Saved entries:
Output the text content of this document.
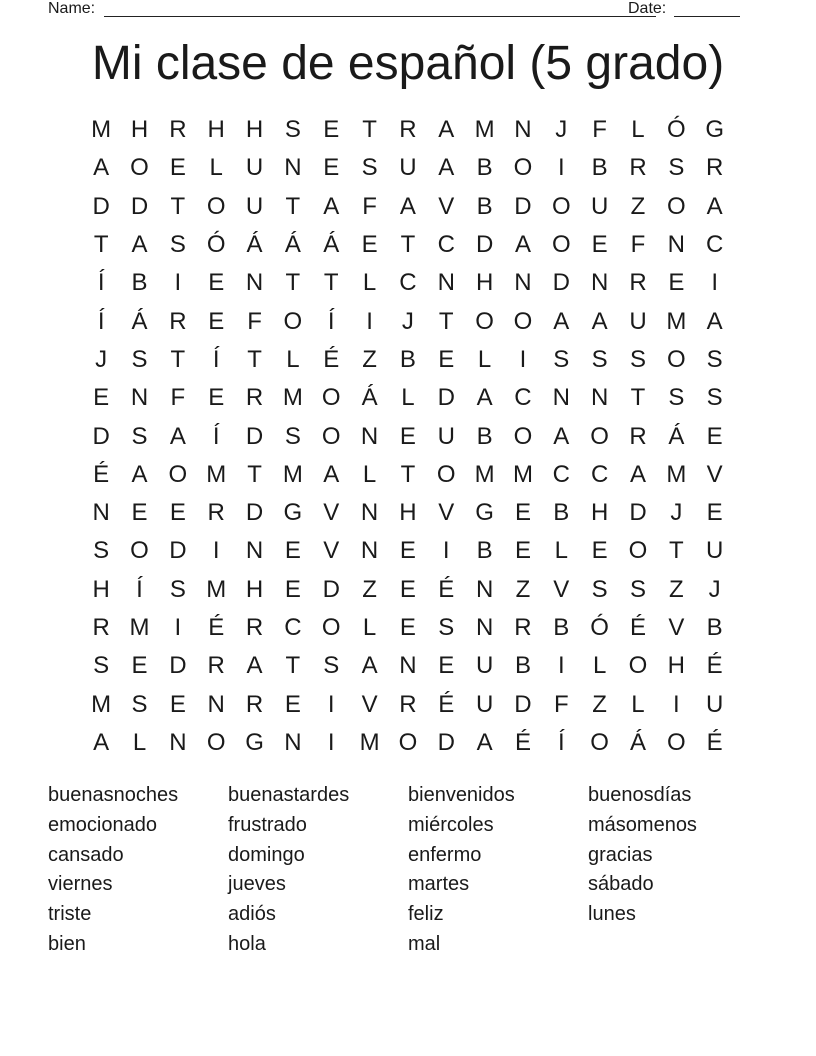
Name:	Date:
Mi clase de español (5 grado)
M H R H H S E T R A M N J	F	L Ó G
A O E L U N E S U A B O	I	B R S R
D D T O U T A F A V B D O U Z O A
T A S Ó Á Á Á E T C D A O E F N C
Í	B	I	E N T T	L C N H N D N R E	I
Í	Á R E F O	Í	I	J	T O O A A U M A
J	S T	Í	T	L É Z B E L	I	S S S O S
E N F E R M O Á L D A C N N T S S
D S A	Í	D S O N E U B O A O R Á E
É A O M T M A L	T O M M C C A M V
N E E R D G V N H V G E B H D J	E
S O D	I	N E V N E	I	B E L E O T U
H	Í	S M H E D Z E É N Z V S S Z	J
R M	I	É R C O L E S N R B Ó É V B
S E D R A T S A N E U B	I	L O H É
M S E N R E	I	V R É U D F Z	L	I	U
A L N O G N	I	M O D A É	Í	O Á O É
buenasnoches	buenastardes	bienvenidos	buenosdías
emocionado	frustrado	miércoles	másomenos
cansado	domingo	enfermo	gracias
viernes	jueves	martes	sábado
triste	adiós	feliz	lunes
bien	hola	mal
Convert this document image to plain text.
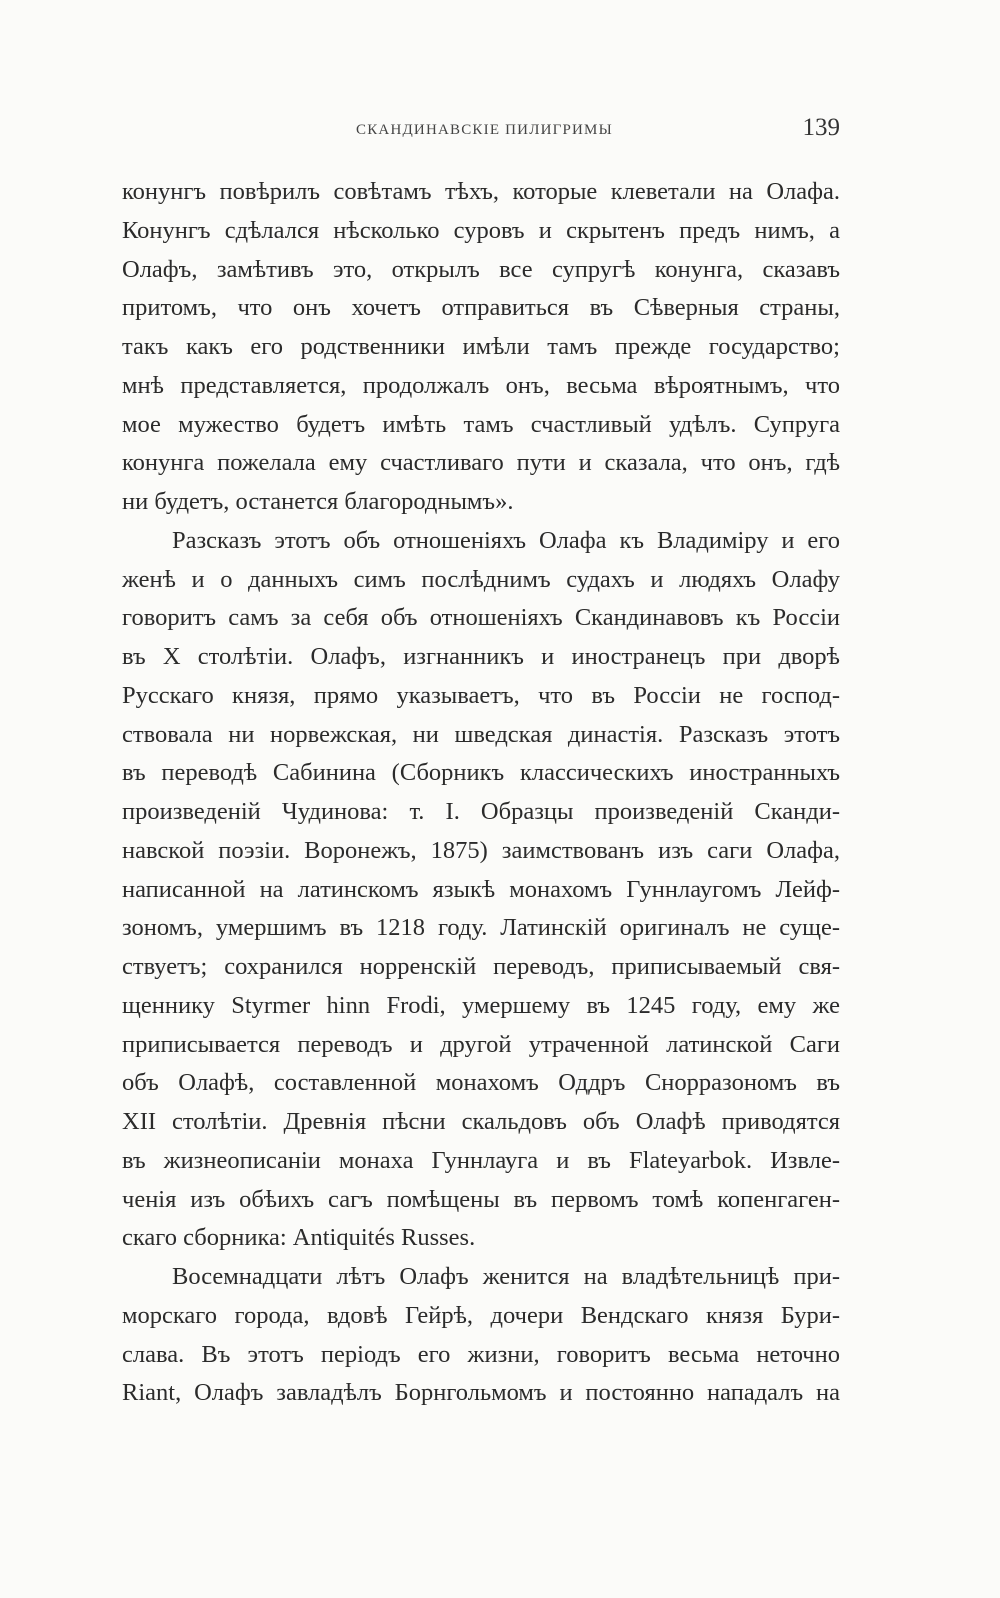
СКАНДИНАВСКІЕ ПИЛИГРИМЫ	139
конунгъ повѣрилъ совѣтамъ тѣхъ, которые клеветали на Олафа.
Конунгъ сдѣлался нѣсколько суровъ и скрытенъ предъ нимъ, а
Олафъ, замѣтивъ это, открылъ все супругѣ конунга, сказавъ
притомъ, что онъ хочетъ отправиться въ Сѣверныя страны,
такъ какъ его родственники имѣли тамъ прежде государство;
мнѣ представляется, продолжалъ онъ, весьма вѣроятнымъ, что
мое мужество будетъ имѣть тамъ счастливый удѣлъ. Супруга
конунга пожелала ему счастливаго пути и сказала, что онъ, гдѣ
ни будетъ, останется благороднымъ».
Разсказъ этотъ объ отношеніяхъ Олафа къ Владиміру и его
женѣ и о данныхъ симъ послѣднимъ судахъ и людяхъ Олафу
говоритъ самъ за себя объ отношеніяхъ Скандинавовъ къ Россіи
въ X столѣтіи. Олафъ, изгнанникъ и иностранецъ при дворѣ
Русскаго князя, прямо указываетъ, что въ Россіи не господ-
ствовала ни норвежская, ни шведская династія. Разсказъ этотъ
въ переводѣ Сабинина (Сборникъ классическихъ иностранныхъ
произведеній Чудинова: т. I. Образцы произведеній Сканди-
навской поэзіи. Воронежъ, 1875) заимствованъ изъ саги Олафа,
написанной на латинскомъ языкѣ монахомъ Гуннлаугомъ Лейф-
зономъ, умершимъ въ 1218 году. Латинскій оригиналъ не суще-
ствуетъ; сохранился норренскій переводъ, приписываемый свя-
щеннику Styrmer hinn Frodi, умершему въ 1245 году, ему же
приписывается переводъ и другой утраченной латинской Саги
объ Олафѣ, составленной монахомъ Оддръ Снорразономъ въ
XII столѣтіи. Древнія пѣсни скальдовъ объ Олафѣ приводятся
въ жизнеописаніи монаха Гуннлауга и въ Flateyarbok. Извле-
ченія изъ обѣихъ сагъ помѣщены въ первомъ томѣ копенгаген-
скаго сборника: Antiquités Russes.
Восемнадцати лѣтъ Олафъ женится на владѣтельницѣ при-
морскаго города, вдовѣ Гейрѣ, дочери Вендскаго князя Бури-
слава. Въ этотъ періодъ его жизни, говоритъ весьма неточно
Riant, Олафъ завладѣлъ Борнгольмомъ и постоянно нападалъ на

JOB
The material above must be printed exactly, with its pictures left out.

FINAL ANSWER
Output the text content of this document.
Name:	Date:
Mi clase de español (5 grado)
M H R H H S E T R A M N J	F	L Ó G
A O E L U N E S U A B O	I	B R S R
D D T O U T A F A V B D O U Z O A
T A S Ó Á Á Á E T C D A O E F N C
Í	B	I	E N T T	L C N H N D N R E	I
Í	Á R E F O	Í	I	J	T O O A A U M A
J	S T	Í	T	L É Z B E L	I	S S S O S
E N F E R M O Á L D A C N N T S S
D S A	Í	D S O N E U B O A O R Á E
É A O M T M A L	T O M M C C A M V
N E E R D G V N H V G E B H D J	E
S O D	I	N E V N E	I	B E L E O T U
H	Í	S M H E D Z E É N Z V S S Z	J
R M	I	É R C O L E S N R B Ó É V B
S E D R A T S A N E U B	I	L O H É
M S E N R E	I	V R É U D F Z	L	I	U
A L N O G N	I	M O D A É	Í	O Á O É
buenasnoches	buenastardes	bienvenidos	buenosdías
emocionado	frustrado	miércoles	másomenos
cansado	domingo	enfermo	gracias
viernes	jueves	martes	sábado
triste	adiós	feliz	lunes
bien	hola	mal
Convert this document image to plain text.
СКАНДИНАВСКІЕ ПИЛИГРИМЫ	139
конунгъ повѣрилъ совѣтамъ тѣхъ, которые клеветали на Олафа.
Конунгъ сдѣлался нѣсколько суровъ и скрытенъ предъ нимъ, а
Олафъ, замѣтивъ это, открылъ все супругѣ конунга, сказавъ
притомъ, что онъ хочетъ отправиться въ Сѣверныя страны,
такъ какъ его родственники имѣли тамъ прежде государство;
мнѣ представляется, продолжалъ онъ, весьма вѣроятнымъ, что
мое мужество будетъ имѣть тамъ счастливый удѣлъ. Супруга
конунга пожелала ему счастливаго пути и сказала, что онъ, гдѣ
ни будетъ, останется благороднымъ».
Разсказъ этотъ объ отношеніяхъ Олафа къ Владиміру и его
женѣ и о данныхъ симъ послѣднимъ судахъ и людяхъ Олафу
говоритъ самъ за себя объ отношеніяхъ Скандинавовъ къ Россіи
въ X столѣтіи. Олафъ, изгнанникъ и иностранецъ при дворѣ
Русскаго князя, прямо указываетъ, что въ Россіи не господ-
ствовала ни норвежская, ни шведская династія. Разсказъ этотъ
въ переводѣ Сабинина (Сборникъ классическихъ иностранныхъ
произведеній Чудинова: т. I. Образцы произведеній Сканди-
навской поэзіи. Воронежъ, 1875) заимствованъ изъ саги Олафа,
написанной на латинскомъ языкѣ монахомъ Гуннлаугомъ Лейф-
зономъ, умершимъ въ 1218 году. Латинскій оригиналъ не суще-
ствуетъ; сохранился норренскій переводъ, приписываемый свя-
щеннику Styrmer hinn Frodi, умершему въ 1245 году, ему же
приписывается переводъ и другой утраченной латинской Саги
объ Олафѣ, составленной монахомъ Оддръ Снорразономъ въ
XII столѣтіи. Древнія пѣсни скальдовъ объ Олафѣ приводятся
въ жизнеописаніи монаха Гуннлауга и въ Flateyarbok. Извле-
ченія изъ обѣихъ сагъ помѣщены въ первомъ томѣ копенгаген-
скаго сборника: Antiquités Russes.
Восемнадцати лѣтъ Олафъ женится на владѣтельницѣ при-
морскаго города, вдовѣ Гейрѣ, дочери Вендскаго князя Бури-
слава. Въ этотъ періодъ его жизни, говоритъ весьма неточно
Riant, Олафъ завладѣлъ Борнгольмомъ и постоянно нападалъ на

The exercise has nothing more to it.